=== Information given ===

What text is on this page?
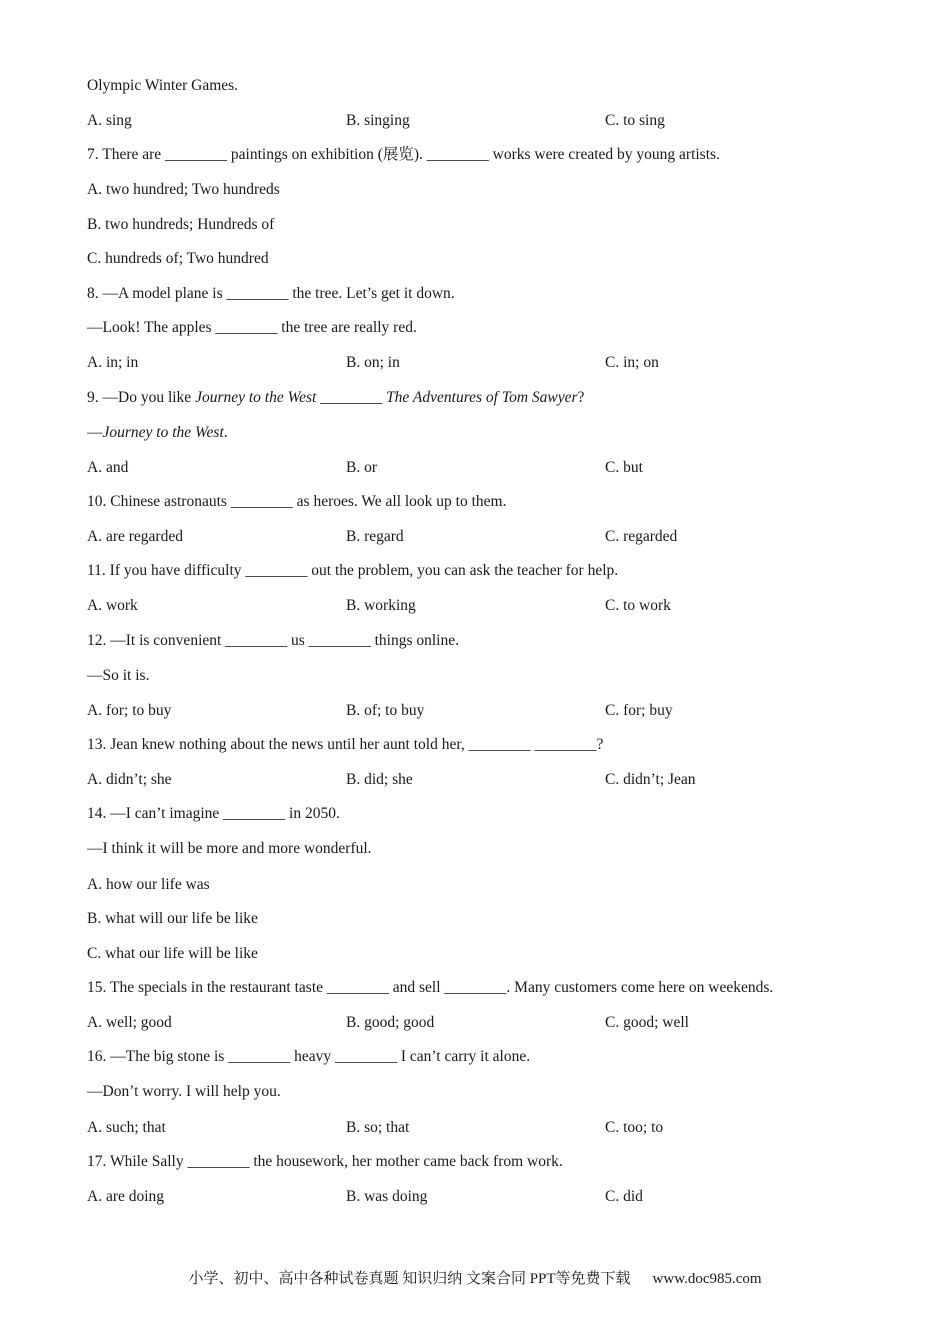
Olympic Winter Games.
A. sing	B. singing	C. to sing
7. There are ________ paintings on exhibition (展览). ________ works were created by young artists.
A. two hundred; Two hundreds
B. two hundreds; Hundreds of
C. hundreds of; Two hundred
8. —A model plane is ________ the tree. Let’s get it down.
—Look! The apples ________ the tree are really red.
A. in; in	B. on; in	C. in; on
9. —Do you like Journey to the West ________ The Adventures of Tom Sawyer?
—Journey to the West.
A. and	B. or	C. but
10. Chinese astronauts ________ as heroes. We all look up to them.
A. are regarded	B. regard	C. regarded
11. If you have difficulty ________ out the problem, you can ask the teacher for help.
A. work	B. working	C. to work
12. —It is convenient ________ us ________ things online.
—So it is.
A. for; to buy	B. of; to buy	C. for; buy
13. Jean knew nothing about the news until her aunt told her, ________ ________?
A. didn’t; she	B. did; she	C. didn’t; Jean
14. —I can’t imagine ________ in 2050.
—I think it will be more and more wonderful.
A. how our life was
B. what will our life be like
C. what our life will be like
15. The specials in the restaurant taste ________ and sell ________. Many customers come here on weekends.
A. well; good	B. good; good	C. good; well
16. —The big stone is ________ heavy ________ I can’t carry it alone.
—Don’t worry. I will help you.
A. such; that	B. so; that	C. too; to
17. While Sally ________ the housework, her mother came back from work.
A. are doing	B. was doing	C. did
小学、初中、高中各种试卷真题 知识归纳 文案合同 PPT等免费下载 www.doc985.com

===

The lines above form a set of records; determine how many of them contain the string "will" and give that number alone.

### Solution to this exercise
4